## WHAT IS NEEDED
Return the number of lines that include the string "cooling", without any other text.

Records contained in a dataset:
start
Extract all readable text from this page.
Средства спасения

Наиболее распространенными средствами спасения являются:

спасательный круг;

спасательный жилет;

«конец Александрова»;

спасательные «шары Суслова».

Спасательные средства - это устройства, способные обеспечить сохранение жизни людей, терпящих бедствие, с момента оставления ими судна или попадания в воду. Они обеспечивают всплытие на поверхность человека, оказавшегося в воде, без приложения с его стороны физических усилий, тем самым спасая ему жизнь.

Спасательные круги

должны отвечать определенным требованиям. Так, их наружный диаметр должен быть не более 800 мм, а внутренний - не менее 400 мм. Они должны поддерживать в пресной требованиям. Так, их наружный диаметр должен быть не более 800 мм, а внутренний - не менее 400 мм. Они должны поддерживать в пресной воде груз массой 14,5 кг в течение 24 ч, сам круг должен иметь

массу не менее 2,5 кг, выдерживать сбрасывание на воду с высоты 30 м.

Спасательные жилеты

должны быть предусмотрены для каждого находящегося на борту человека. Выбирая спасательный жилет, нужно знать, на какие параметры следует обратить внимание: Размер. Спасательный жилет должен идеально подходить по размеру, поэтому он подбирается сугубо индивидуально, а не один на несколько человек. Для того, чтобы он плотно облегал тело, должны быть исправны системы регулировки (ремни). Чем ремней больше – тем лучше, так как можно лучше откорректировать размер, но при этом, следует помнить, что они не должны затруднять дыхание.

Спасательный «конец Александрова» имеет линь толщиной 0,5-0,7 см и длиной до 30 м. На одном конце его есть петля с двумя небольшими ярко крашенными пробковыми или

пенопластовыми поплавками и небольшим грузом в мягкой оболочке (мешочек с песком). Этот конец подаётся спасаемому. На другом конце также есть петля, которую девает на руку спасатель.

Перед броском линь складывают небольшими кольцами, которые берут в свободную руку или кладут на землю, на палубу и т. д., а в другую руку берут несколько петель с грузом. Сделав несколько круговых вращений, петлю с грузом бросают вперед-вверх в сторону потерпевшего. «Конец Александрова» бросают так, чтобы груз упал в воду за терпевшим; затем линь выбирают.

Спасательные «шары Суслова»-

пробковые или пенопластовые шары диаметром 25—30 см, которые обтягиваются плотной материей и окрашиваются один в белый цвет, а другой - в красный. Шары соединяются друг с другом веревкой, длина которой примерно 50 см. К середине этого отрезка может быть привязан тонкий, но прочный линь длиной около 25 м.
end
start
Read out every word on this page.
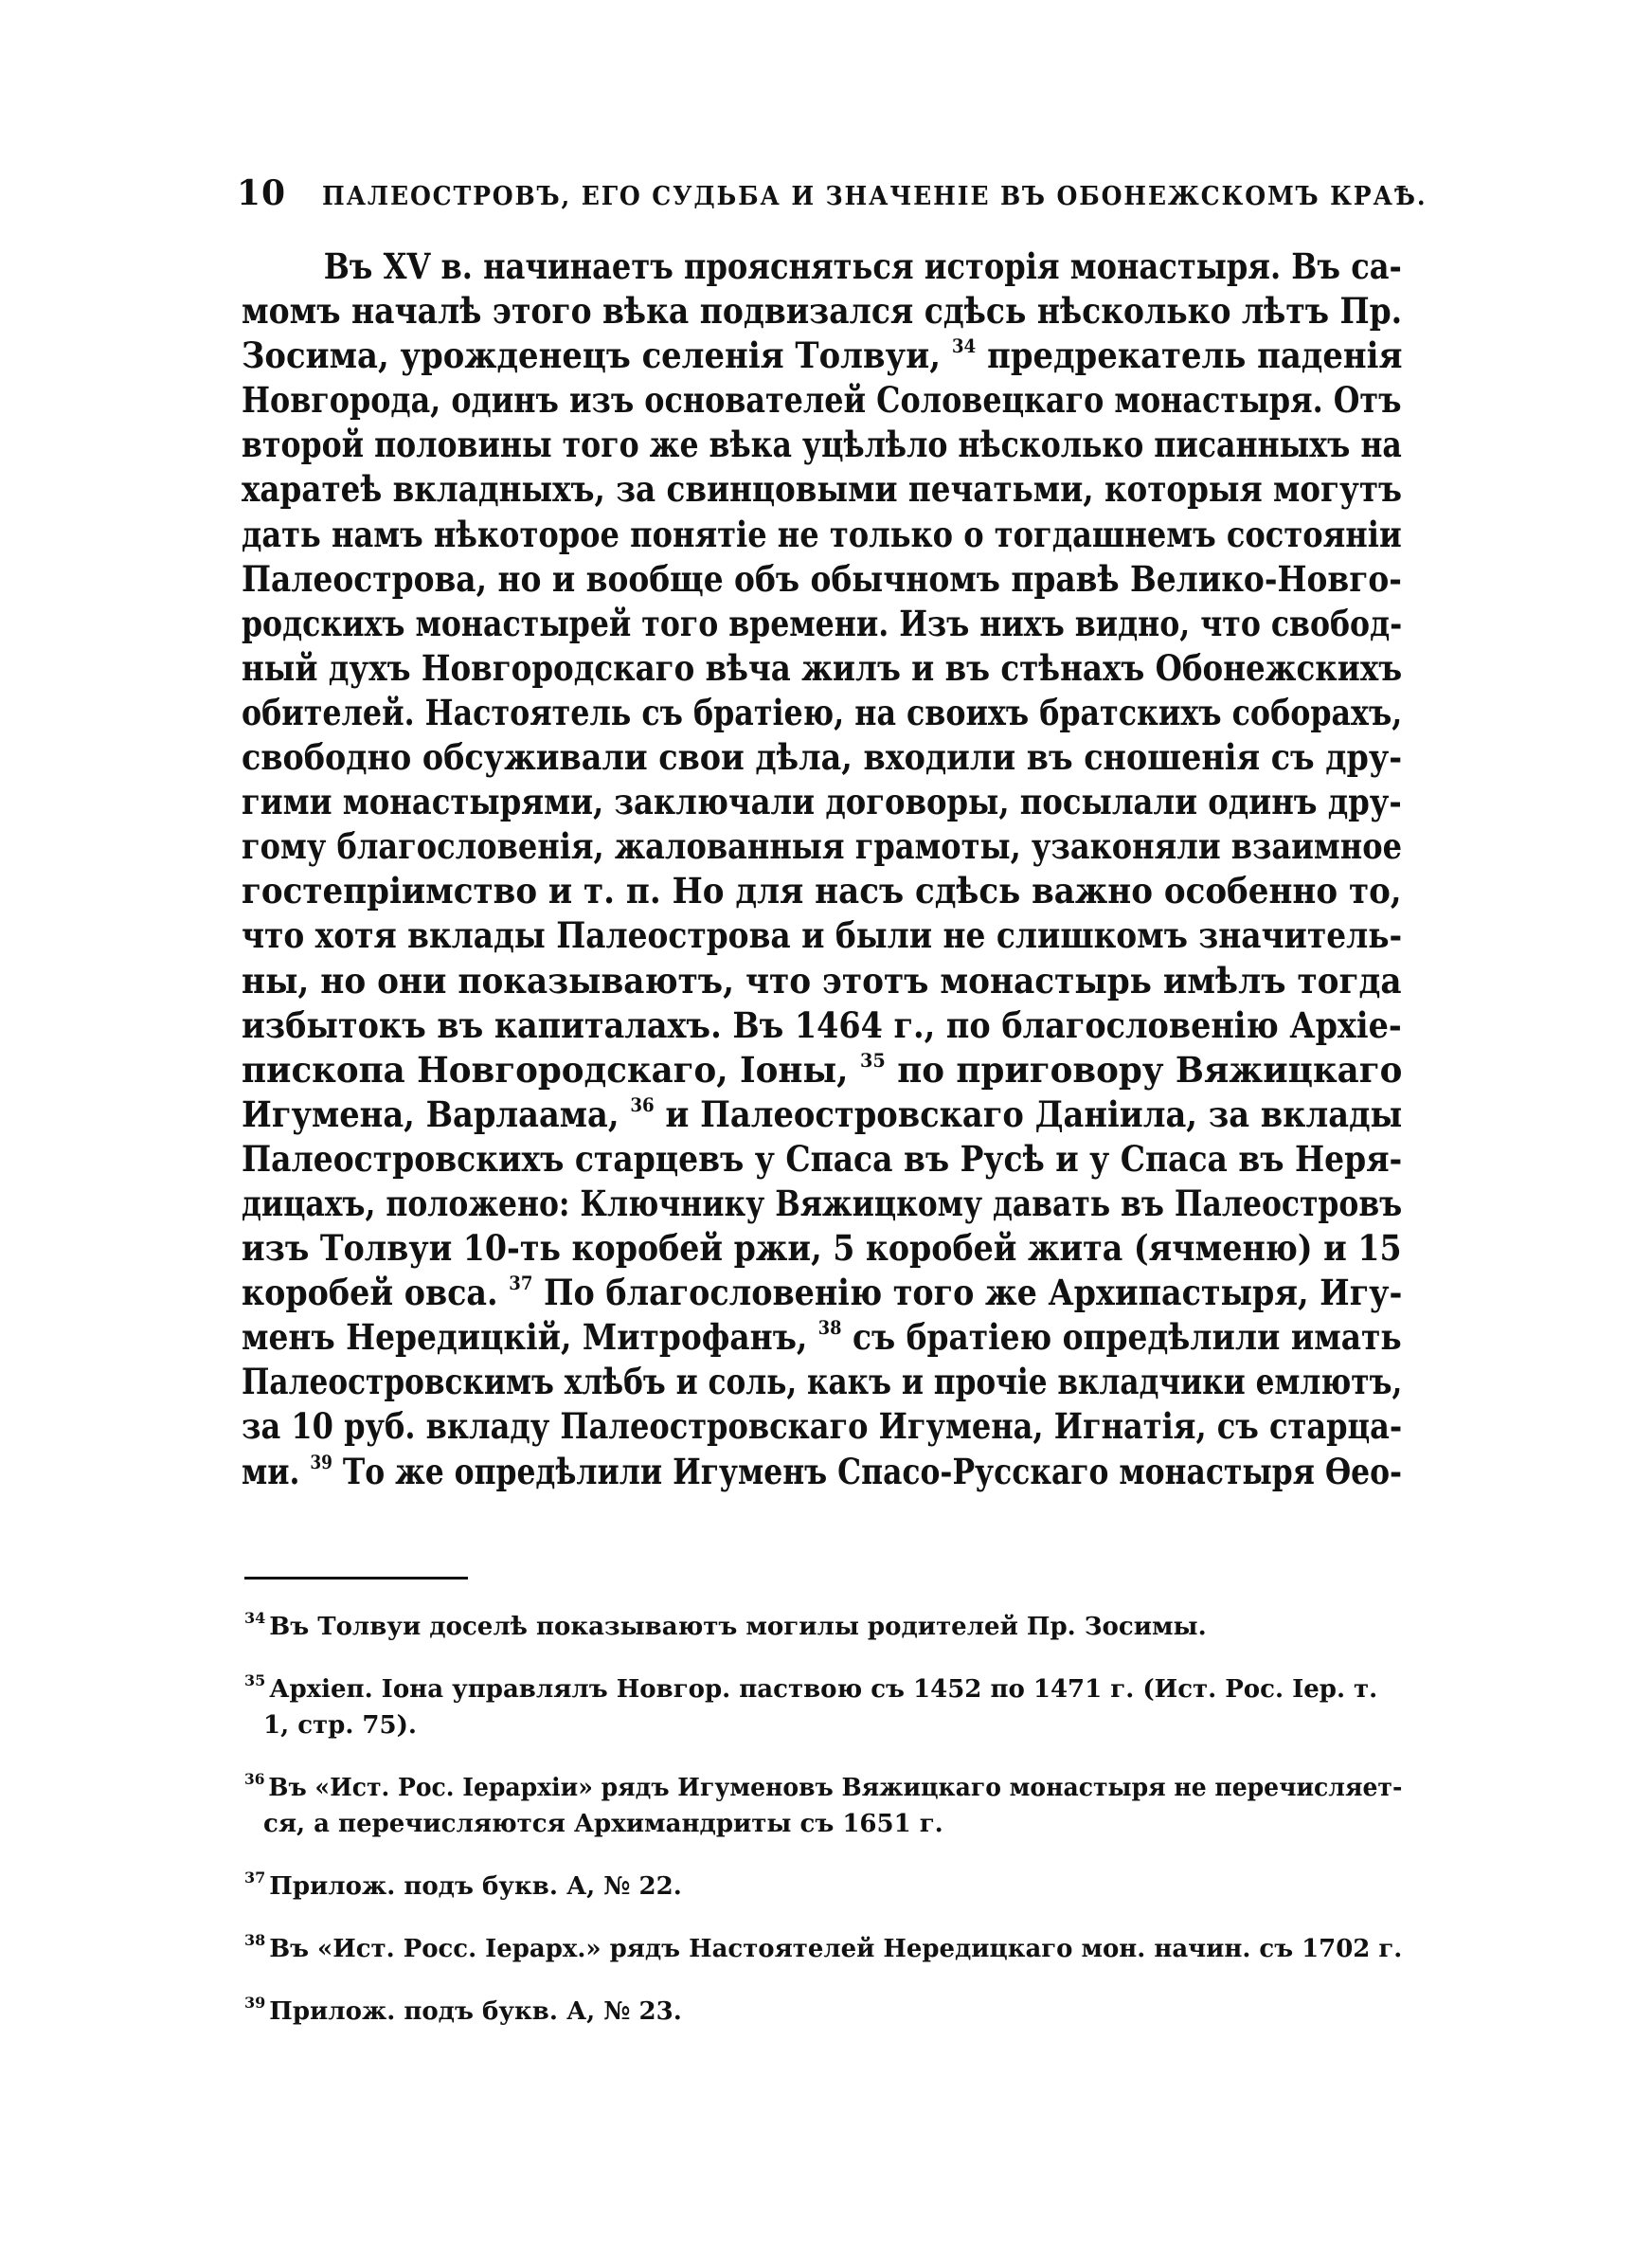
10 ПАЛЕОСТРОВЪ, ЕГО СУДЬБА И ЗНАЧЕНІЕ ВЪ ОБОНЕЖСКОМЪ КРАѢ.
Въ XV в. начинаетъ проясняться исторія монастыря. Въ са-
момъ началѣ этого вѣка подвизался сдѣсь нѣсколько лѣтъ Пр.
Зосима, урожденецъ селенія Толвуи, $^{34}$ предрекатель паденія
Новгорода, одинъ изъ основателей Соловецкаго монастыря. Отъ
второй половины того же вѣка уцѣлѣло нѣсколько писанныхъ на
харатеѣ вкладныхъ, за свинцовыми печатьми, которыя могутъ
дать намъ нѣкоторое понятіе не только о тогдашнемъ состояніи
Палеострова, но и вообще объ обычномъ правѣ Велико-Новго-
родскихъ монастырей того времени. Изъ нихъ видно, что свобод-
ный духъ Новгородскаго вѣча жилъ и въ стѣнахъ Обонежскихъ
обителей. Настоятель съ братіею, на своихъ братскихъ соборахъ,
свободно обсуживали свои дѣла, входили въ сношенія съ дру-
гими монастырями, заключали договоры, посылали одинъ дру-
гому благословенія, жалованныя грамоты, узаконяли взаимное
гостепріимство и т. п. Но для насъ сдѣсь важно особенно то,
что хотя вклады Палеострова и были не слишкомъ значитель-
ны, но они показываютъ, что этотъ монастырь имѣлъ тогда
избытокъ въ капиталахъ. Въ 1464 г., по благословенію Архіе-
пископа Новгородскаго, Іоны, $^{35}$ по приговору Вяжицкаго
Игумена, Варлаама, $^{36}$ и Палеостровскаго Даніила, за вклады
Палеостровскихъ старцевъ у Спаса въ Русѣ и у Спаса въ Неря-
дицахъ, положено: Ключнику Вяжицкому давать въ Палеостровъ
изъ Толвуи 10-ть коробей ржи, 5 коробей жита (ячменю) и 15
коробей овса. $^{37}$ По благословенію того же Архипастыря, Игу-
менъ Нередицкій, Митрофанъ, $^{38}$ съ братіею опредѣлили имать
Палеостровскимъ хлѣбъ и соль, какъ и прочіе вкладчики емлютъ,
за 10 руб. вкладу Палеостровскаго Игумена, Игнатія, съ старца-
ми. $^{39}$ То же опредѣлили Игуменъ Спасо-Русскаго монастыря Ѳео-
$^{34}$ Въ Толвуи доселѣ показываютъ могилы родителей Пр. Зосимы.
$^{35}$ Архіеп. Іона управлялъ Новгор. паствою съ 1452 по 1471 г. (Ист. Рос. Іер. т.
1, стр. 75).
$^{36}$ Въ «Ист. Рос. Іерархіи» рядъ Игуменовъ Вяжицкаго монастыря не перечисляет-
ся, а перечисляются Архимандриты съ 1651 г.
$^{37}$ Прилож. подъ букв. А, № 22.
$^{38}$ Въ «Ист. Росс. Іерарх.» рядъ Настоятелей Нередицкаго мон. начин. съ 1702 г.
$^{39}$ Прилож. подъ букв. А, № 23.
end
start
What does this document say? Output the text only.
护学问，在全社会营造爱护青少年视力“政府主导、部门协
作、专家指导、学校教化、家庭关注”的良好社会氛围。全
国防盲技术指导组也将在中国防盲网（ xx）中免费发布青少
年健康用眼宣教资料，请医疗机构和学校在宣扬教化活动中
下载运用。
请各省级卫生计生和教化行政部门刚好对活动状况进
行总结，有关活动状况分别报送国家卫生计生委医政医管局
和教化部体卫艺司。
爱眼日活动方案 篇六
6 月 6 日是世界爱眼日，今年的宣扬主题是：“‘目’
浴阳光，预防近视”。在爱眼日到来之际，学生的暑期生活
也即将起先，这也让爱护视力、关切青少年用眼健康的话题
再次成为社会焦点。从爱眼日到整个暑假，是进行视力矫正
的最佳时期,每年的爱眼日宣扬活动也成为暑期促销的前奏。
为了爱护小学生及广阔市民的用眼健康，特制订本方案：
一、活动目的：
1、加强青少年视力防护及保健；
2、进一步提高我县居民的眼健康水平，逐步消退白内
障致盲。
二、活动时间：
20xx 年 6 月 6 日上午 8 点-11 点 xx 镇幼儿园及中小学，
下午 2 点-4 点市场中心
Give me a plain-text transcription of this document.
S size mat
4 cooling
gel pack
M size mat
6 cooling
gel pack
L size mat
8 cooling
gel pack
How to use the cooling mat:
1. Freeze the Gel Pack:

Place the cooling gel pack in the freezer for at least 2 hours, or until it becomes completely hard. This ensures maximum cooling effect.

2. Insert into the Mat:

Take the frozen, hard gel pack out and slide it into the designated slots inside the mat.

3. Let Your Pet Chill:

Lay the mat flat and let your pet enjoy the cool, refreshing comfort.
end
## TASK SOLUTION
5